Monday, April 22, 2019

Ray 1945 Dutch activities in the East

The following post relates to my academic research which is documented in my thesis:
Holmes, D. L. (2008). Old company records: The effect of custodial history on the arrangement and description of selected archival collections of business records. Thesis, Master of Science, School of Computer and Information Science, Edith Cowan University, 2008.  Available at https://ro.ecu.edu.au/theses/23

If you would like further information about Frederick Charles Danvers and the records he investigated in the 1890s at the State Archives in The Hague, please email me on geniedonna @ yahoo.com.au






Dutch Activities in the East Seventeenth Century Being a "Report on the Records relating to the East in the State Archives in The Hague" with two appendices by Frederick Charles Danvers, Edited with an Introduction by Nihar-Ranjan Ray, University of Calcutta. 1945.

Transcript of the Introduction written by Ray, 1945.


On January 26, 1910, Messers Mackenzie Lyall & Co. of Calcutta held a public auction in which a large number of books, manuscripts and typescripts were put under the hammer.  A portion of the collection was purchased by Mr. Haridas Ganguli, a very keen student of history and a friend and collaborator of the late Mr. Rakhaldas Banerjee, archæologist and historian.  It transpired that the collection contained at least two books bearing the signature of F.C. Danvers, and more important, three typescripts of uniform foolscap size, paper, script and ink, the last two bearing on a slip of paper pasted on their covers their respective title, name of author and date.  They may be described as follows:

1. [63 pp.]  No pagination number.  On the first page at the top runs the title:  Report on the records relating to the East / in the State Archives in the Hague.  Text proper, 45 pp. Appendix I / List of important events in connection with the Dutch in India / during the eighteenth and nineteenth centuries [45-55 pp.]  Appendix II / Governore General of Netherlands India [57-63 pp.].  Typing on one page (recto) only.  Writing faint on first and several other pages including the last.  Paper board cover, blank.  Thick cartridge paper bearing water-mark of A. Pirie & Sons / Ld. / Register.  Ink : violet.  No mention of authorship anywhere.

2. A slip of paper containing the title pasted on paper-board cover.  Report / on / India Office Records / by / F.C. Danvers/ - / Appendix / - / 1898 [42 pp.]  Content:  List of Manuscripts in the British Museum relating to India and the East.  On pages 4, 6 and 7 there are entries, one on each page, in inked handwriting, presumably of Danvers himself, that had evidently been indistinct.  Thick cartridge paper bearing watermark of A. Piri & Sons / Ld. / Register.  Ink:  violet.

============

> [GIVEN EXERCISE A] Report each line of the entries that contains the string "search".
The entries that follow have no connection to the blog post above.

============

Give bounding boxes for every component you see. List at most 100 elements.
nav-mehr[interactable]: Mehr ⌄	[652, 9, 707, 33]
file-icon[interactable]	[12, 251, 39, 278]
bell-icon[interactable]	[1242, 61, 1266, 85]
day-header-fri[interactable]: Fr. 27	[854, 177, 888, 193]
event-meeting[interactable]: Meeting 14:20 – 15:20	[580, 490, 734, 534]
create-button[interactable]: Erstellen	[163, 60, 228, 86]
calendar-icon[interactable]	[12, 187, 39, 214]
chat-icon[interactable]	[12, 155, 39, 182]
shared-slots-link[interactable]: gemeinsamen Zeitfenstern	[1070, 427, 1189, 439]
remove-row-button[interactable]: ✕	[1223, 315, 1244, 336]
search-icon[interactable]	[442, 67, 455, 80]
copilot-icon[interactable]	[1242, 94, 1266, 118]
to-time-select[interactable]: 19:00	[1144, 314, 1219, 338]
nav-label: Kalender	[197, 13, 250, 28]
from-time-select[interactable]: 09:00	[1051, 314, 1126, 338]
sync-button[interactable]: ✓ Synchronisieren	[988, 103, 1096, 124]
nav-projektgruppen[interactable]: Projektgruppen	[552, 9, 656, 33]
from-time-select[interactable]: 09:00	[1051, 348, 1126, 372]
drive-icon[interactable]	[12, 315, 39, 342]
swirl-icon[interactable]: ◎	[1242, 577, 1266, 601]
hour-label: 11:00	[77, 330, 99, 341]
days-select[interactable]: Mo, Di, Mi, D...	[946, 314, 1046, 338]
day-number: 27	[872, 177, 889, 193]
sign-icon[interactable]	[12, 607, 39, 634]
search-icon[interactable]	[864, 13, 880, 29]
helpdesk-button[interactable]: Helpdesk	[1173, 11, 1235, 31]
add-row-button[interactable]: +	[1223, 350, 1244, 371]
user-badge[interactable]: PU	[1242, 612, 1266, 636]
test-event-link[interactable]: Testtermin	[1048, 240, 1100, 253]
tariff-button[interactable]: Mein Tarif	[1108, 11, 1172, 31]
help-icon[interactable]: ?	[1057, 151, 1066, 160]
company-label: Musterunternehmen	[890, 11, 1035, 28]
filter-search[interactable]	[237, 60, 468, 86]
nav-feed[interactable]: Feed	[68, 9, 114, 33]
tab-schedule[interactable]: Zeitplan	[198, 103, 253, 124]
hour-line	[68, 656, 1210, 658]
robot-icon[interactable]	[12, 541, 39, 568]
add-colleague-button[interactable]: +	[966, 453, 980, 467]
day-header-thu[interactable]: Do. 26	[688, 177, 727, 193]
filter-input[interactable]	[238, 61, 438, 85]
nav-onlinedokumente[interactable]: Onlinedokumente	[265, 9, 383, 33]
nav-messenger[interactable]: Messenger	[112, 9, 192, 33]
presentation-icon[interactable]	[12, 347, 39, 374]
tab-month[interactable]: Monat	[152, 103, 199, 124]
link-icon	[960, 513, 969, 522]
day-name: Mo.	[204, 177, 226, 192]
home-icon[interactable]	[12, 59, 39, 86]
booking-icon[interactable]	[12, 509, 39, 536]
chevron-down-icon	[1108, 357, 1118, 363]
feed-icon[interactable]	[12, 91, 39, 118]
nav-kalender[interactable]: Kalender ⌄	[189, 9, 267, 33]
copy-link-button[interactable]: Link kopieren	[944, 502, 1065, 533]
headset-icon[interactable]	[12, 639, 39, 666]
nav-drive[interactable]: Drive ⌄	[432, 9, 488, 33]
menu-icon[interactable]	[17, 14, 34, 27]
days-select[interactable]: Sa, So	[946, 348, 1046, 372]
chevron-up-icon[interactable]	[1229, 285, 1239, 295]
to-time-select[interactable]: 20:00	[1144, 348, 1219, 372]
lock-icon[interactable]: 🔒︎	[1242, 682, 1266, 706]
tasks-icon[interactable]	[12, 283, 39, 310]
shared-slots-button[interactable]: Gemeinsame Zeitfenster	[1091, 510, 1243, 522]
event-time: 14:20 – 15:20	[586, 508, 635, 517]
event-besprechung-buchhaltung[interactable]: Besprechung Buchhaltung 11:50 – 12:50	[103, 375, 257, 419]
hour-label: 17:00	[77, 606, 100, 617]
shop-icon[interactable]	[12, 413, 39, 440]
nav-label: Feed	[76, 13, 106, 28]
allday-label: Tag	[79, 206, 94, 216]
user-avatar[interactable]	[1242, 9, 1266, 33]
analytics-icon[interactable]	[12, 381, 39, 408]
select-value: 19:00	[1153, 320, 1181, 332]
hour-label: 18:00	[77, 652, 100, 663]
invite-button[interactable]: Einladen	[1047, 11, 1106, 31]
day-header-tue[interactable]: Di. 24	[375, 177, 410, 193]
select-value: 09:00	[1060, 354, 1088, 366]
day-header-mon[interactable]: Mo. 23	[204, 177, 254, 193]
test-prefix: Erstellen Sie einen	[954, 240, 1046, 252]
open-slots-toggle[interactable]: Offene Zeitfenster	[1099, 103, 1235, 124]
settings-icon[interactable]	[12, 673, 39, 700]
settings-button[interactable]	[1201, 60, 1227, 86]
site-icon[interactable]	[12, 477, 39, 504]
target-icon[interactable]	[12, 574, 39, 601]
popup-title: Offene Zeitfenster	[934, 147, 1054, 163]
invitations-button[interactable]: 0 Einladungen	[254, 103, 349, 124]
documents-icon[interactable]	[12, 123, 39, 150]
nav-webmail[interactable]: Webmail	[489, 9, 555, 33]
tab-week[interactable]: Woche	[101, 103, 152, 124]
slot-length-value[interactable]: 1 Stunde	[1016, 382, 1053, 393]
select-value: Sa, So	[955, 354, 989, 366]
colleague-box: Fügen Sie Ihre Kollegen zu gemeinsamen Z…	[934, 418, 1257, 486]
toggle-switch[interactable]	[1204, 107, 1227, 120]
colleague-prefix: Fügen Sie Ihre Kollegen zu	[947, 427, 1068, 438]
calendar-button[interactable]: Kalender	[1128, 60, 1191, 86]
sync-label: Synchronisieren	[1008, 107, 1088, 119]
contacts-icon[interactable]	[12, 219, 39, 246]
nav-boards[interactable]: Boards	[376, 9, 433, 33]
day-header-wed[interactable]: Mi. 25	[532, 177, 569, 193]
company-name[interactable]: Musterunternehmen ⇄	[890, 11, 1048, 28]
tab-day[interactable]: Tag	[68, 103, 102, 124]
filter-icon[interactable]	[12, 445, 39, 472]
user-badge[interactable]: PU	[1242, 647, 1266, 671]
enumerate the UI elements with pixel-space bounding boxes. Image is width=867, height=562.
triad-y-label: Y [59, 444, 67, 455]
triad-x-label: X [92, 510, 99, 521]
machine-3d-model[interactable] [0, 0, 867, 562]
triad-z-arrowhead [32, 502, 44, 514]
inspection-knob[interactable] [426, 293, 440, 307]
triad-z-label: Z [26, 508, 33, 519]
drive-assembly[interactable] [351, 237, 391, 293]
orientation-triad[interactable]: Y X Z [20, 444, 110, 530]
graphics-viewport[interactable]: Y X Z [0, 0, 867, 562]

============

> [GIVEN EXERCISE B] In the blog post, which people are named in the paragraph that begins "On January 26, 1910"?

> [COMPLETE OUTPUT A]
search-icon[interactable]	[442, 67, 455, 80]
search-icon[interactable]	[864, 13, 880, 29]
filter-search[interactable]	[237, 60, 468, 86]

> [COMPLETE OUTPUT B]
Haridas Ganguli
Rakhaldas Banerjee
F.C. Danvers